Make an exact copy of all the data.
## begin
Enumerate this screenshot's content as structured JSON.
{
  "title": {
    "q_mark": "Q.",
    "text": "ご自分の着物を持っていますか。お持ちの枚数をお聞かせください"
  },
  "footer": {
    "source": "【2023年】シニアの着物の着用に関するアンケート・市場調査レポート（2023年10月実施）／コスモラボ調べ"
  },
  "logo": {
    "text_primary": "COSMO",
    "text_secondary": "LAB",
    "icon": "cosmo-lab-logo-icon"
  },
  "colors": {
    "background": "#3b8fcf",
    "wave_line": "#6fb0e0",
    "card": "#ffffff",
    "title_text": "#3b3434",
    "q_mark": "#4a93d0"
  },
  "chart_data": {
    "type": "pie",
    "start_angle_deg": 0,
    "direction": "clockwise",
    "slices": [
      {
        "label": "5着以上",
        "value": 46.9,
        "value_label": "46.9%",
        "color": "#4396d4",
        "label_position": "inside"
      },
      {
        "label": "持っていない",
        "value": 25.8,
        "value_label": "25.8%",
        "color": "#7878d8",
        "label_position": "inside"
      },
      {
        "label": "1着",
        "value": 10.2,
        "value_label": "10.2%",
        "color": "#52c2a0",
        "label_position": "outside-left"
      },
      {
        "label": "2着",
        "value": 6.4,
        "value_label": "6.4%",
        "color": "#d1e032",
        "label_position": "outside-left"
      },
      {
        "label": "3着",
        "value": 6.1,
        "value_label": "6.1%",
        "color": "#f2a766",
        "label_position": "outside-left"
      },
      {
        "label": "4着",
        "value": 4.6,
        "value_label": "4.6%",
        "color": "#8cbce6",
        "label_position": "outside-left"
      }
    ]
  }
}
## end
**Correct answer:**
Enumerate this screenshot's content as structured JSON.
{
  "title": {
    "q_mark": "Q.",
    "text": "ご自分の着物を持っていますか。お持ちの枚数をお聞かせください"
  },
  "footer": {
    "source": "【2023年】シニアの着物の着用に関するアンケート・市場調査レポート（2023年10月実施）／コスモラボ調べ"
  },
  "logo": {
    "text_primary": "COSMO",
    "text_secondary": "LAB",
    "icon": "cosmo-lab-logo-icon"
  },
  "colors": {
    "background": "#3b8fcf",
    "wave_line": "#6fb0e0",
    "card": "#ffffff",
    "title_text": "#3b3434",
    "q_mark": "#4a93d0"
  },
  "chart_data": {
    "type": "pie",
    "start_angle_deg": 0,
    "direction": "clockwise",
    "slices": [
      {
        "label": "5着以上",
        "value": 46.9,
        "value_label": "46.9%",
        "color": "#4396d4",
        "label_position": "inside"
      },
      {
        "label": "持っていない",
        "value": 25.8,
        "value_label": "25.8%",
        "color": "#7878d8",
        "label_position": "inside"
      },
      {
        "label": "1着",
        "value": 10.2,
        "value_label": "10.2%",
        "color": "#52c2a0",
        "label_position": "outside-left"
      },
      {
        "label": "2着",
        "value": 6.4,
        "value_label": "6.4%",
        "color": "#d1e032",
        "label_position": "outside-left"
      },
      {
        "label": "3着",
        "value": 6.1,
        "value_label": "6.1%",
        "color": "#f2a766",
        "label_position": "outside-left"
      },
      {
        "label": "4着",
        "value": 4.6,
        "value_label": "4.6%",
        "color": "#8cbce6",
        "label_position": "outside-left"
      }
    ]
  }
}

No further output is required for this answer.